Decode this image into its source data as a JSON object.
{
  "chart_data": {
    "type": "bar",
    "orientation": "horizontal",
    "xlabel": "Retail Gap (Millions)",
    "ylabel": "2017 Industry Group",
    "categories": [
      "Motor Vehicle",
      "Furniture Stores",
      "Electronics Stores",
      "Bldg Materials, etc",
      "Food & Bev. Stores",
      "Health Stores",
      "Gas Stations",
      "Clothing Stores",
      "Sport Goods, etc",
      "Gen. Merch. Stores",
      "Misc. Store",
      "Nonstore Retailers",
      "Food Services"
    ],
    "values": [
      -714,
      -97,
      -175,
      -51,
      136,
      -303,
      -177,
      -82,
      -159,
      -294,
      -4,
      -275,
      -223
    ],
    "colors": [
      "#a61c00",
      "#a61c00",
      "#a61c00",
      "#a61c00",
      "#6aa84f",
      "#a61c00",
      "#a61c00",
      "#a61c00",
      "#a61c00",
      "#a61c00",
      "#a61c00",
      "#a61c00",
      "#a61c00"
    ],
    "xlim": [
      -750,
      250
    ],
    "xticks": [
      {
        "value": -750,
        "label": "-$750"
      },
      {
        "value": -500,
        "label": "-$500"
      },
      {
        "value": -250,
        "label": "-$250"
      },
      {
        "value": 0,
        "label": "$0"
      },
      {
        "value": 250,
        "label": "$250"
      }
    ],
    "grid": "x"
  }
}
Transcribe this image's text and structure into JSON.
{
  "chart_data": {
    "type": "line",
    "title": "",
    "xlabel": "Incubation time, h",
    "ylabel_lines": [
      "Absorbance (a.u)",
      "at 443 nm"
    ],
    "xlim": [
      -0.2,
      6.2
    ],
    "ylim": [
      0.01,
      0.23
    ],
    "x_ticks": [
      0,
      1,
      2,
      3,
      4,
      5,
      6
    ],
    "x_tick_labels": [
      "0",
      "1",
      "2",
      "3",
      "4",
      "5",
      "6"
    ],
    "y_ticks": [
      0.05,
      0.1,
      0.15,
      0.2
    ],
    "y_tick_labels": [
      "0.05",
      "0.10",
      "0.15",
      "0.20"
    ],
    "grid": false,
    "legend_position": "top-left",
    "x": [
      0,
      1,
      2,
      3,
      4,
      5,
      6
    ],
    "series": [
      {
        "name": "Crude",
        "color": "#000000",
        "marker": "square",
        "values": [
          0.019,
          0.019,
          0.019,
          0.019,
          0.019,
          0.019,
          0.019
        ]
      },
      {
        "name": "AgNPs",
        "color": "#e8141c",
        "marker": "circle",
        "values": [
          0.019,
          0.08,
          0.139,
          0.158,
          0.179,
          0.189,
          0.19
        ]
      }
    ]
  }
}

**Work to be completed:**
From the listing above, copy out each line where the word "Stores" appears.

**Response:**
      "Furniture Stores",
      "Electronics Stores",
      "Food & Bev. Stores",
      "Health Stores",
      "Clothing Stores",
      "Gen. Merch. Stores",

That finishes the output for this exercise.